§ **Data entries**
------
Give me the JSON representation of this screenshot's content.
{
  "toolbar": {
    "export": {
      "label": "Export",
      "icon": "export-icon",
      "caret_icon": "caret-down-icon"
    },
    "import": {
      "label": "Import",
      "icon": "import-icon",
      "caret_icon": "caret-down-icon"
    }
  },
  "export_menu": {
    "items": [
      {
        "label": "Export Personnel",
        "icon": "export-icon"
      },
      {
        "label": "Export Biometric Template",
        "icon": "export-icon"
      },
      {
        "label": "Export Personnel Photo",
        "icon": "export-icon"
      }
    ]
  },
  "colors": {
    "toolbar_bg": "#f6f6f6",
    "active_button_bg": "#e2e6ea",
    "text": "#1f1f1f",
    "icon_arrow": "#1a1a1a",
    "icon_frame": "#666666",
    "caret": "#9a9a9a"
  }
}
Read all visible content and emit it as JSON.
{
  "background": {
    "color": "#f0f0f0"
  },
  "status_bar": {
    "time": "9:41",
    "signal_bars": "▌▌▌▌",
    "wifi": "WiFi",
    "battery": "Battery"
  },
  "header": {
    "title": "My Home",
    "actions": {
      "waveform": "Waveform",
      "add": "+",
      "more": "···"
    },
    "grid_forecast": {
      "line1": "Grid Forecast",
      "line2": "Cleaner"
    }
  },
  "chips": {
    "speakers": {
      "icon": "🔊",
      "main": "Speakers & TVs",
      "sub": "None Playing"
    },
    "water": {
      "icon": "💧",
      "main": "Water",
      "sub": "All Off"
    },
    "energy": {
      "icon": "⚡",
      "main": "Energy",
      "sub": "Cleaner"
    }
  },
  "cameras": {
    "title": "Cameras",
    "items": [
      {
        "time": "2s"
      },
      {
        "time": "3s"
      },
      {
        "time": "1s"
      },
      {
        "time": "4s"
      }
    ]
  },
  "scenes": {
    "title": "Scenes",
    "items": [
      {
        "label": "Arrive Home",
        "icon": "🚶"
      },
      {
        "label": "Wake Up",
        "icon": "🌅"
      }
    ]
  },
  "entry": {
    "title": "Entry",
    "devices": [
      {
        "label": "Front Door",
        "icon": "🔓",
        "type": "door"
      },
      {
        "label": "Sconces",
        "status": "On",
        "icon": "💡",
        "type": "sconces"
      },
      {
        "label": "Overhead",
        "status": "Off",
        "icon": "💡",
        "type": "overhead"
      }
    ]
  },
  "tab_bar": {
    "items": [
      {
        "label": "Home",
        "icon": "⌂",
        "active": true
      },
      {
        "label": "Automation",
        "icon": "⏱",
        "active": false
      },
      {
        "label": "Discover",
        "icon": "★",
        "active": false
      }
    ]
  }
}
------
§ **To do**
Write out every record shown above, word for word.

§ **Right answer**
Give me the JSON representation of this screenshot's content.
{
  "toolbar": {
    "export": {
      "label": "Export",
      "icon": "export-icon",
      "caret_icon": "caret-down-icon"
    },
    "import": {
      "label": "Import",
      "icon": "import-icon",
      "caret_icon": "caret-down-icon"
    }
  },
  "export_menu": {
    "items": [
      {
        "label": "Export Personnel",
        "icon": "export-icon"
      },
      {
        "label": "Export Biometric Template",
        "icon": "export-icon"
      },
      {
        "label": "Export Personnel Photo",
        "icon": "export-icon"
      }
    ]
  },
  "colors": {
    "toolbar_bg": "#f6f6f6",
    "active_button_bg": "#e2e6ea",
    "text": "#1f1f1f",
    "icon_arrow": "#1a1a1a",
    "icon_frame": "#666666",
    "caret": "#9a9a9a"
  }
}
Read all visible content and emit it as JSON.
{
  "background": {
    "color": "#f0f0f0"
  },
  "status_bar": {
    "time": "9:41",
    "signal_bars": "▌▌▌▌",
    "wifi": "WiFi",
    "battery": "Battery"
  },
  "header": {
    "title": "My Home",
    "actions": {
      "waveform": "Waveform",
      "add": "+",
      "more": "···"
    },
    "grid_forecast": {
      "line1": "Grid Forecast",
      "line2": "Cleaner"
    }
  },
  "chips": {
    "speakers": {
      "icon": "🔊",
      "main": "Speakers & TVs",
      "sub": "None Playing"
    },
    "water": {
      "icon": "💧",
      "main": "Water",
      "sub": "All Off"
    },
    "energy": {
      "icon": "⚡",
      "main": "Energy",
      "sub": "Cleaner"
    }
  },
  "cameras": {
    "title": "Cameras",
    "items": [
      {
        "time": "2s"
      },
      {
        "time": "3s"
      },
      {
        "time": "1s"
      },
      {
        "time": "4s"
      }
    ]
  },
  "scenes": {
    "title": "Scenes",
    "items": [
      {
        "label": "Arrive Home",
        "icon": "🚶"
      },
      {
        "label": "Wake Up",
        "icon": "🌅"
      }
    ]
  },
  "entry": {
    "title": "Entry",
    "devices": [
      {
        "label": "Front Door",
        "icon": "🔓",
        "type": "door"
      },
      {
        "label": "Sconces",
        "status": "On",
        "icon": "💡",
        "type": "sconces"
      },
      {
        "label": "Overhead",
        "status": "Off",
        "icon": "💡",
        "type": "overhead"
      }
    ]
  },
  "tab_bar": {
    "items": [
      {
        "label": "Home",
        "icon": "⌂",
        "active": true
      },
      {
        "label": "Automation",
        "icon": "⏱",
        "active": false
      },
      {
        "label": "Discover",
        "icon": "★",
        "active": false
      }
    ]
  }
}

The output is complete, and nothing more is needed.